*EXERCISE AIM*. Would you write out the listing verbatim and skip every picture in it?

(Data entries for graphics)
▼

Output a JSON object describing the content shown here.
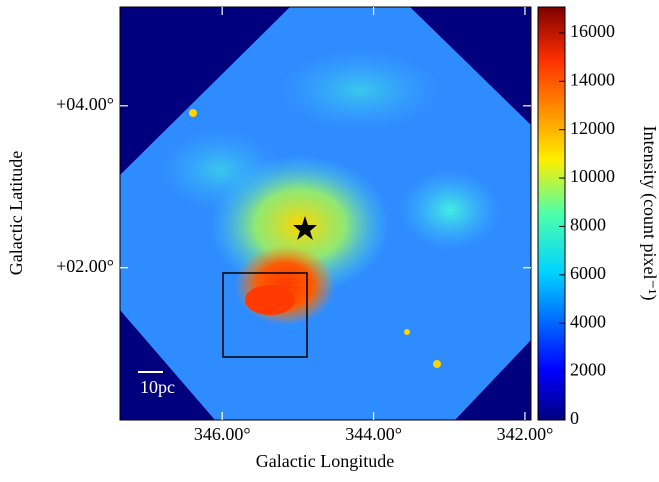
{
  "chart_data": {
    "type": "image",
    "xlabel": "Galactic Longitude",
    "ylabel": "Galactic Latitude",
    "xlim": [
      347.35,
      341.92
    ],
    "ylim": [
      0.12,
      5.22
    ],
    "xticks": [
      {
        "value": 346,
        "label": "346.00°"
      },
      {
        "value": 344,
        "label": "344.00°"
      },
      {
        "value": 342,
        "label": "342.00°"
      }
    ],
    "yticks": [
      {
        "value": 2,
        "label": "+02.00°"
      },
      {
        "value": 4,
        "label": "+04.00°"
      }
    ],
    "colorbar": {
      "label": "Intensity (count pixel⁻¹)",
      "lim": [
        0,
        17070
      ],
      "ticks": [
        0,
        2000,
        4000,
        6000,
        8000,
        10000,
        12000,
        14000,
        16000
      ]
    },
    "annotations": {
      "scale_bar": "10pc"
    }
  }
}
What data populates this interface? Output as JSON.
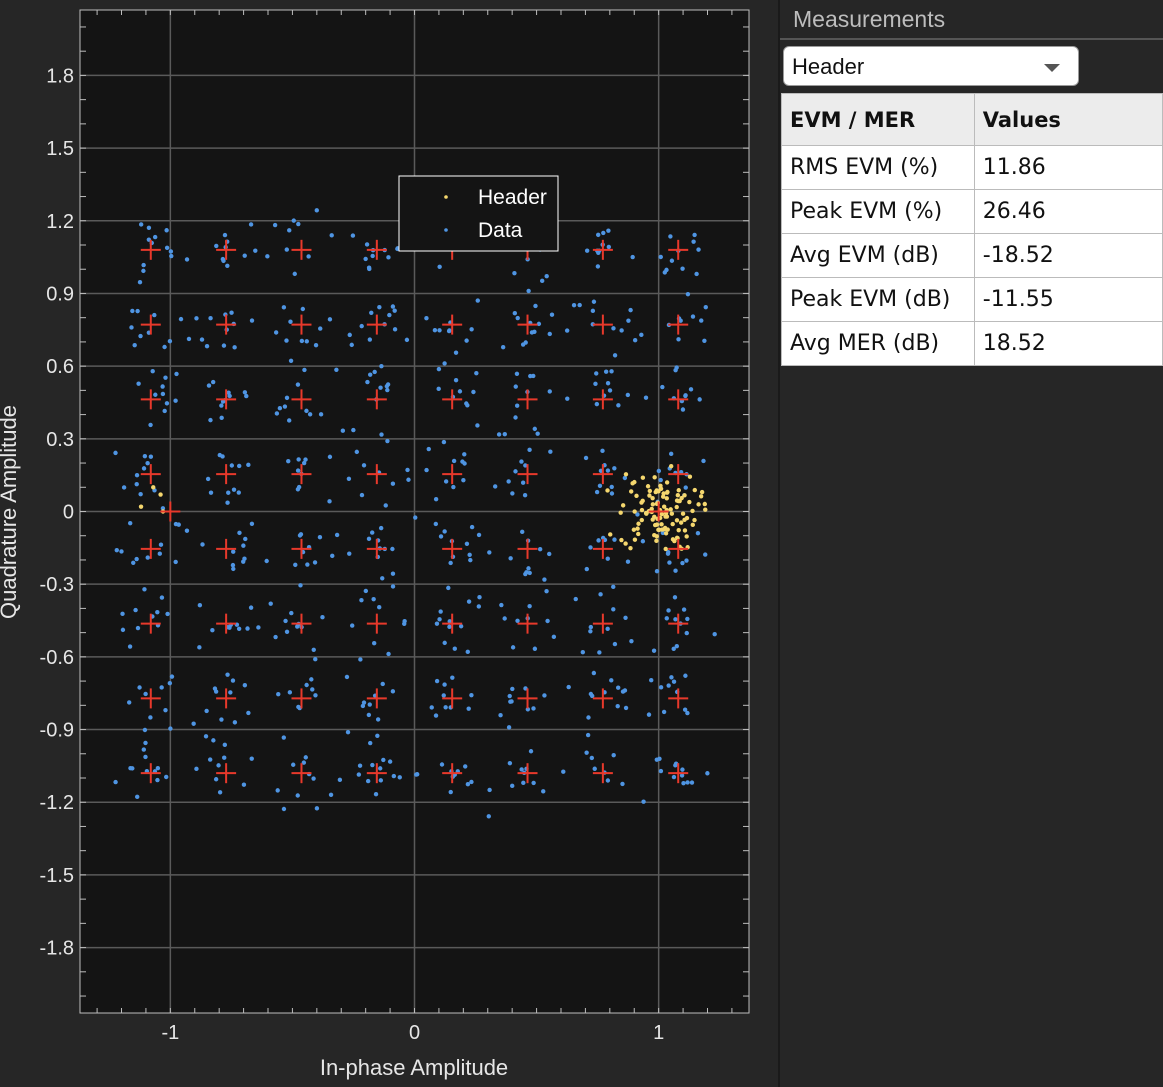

▲

*WRITTEN ANSWER*.
Output a JSON object describing the content shown here.
{
  "chart_data": {
    "type": "image",
    "xlabel": "Galactic Longitude",
    "ylabel": "Galactic Latitude",
    "xlim": [
      347.35,
      341.92
    ],
    "ylim": [
      0.12,
      5.22
    ],
    "xticks": [
      {
        "value": 346,
        "label": "346.00°"
      },
      {
        "value": 344,
        "label": "344.00°"
      },
      {
        "value": 342,
        "label": "342.00°"
      }
    ],
    "yticks": [
      {
        "value": 2,
        "label": "+02.00°"
      },
      {
        "value": 4,
        "label": "+04.00°"
      }
    ],
    "colorbar": {
      "label": "Intensity (count pixel⁻¹)",
      "lim": [
        0,
        17070
      ],
      "ticks": [
        0,
        2000,
        4000,
        6000,
        8000,
        10000,
        12000,
        14000,
        16000
      ]
    },
    "annotations": {
      "scale_bar": "10pc"
    }
  }
}
What data populates this interface? Output as JSON.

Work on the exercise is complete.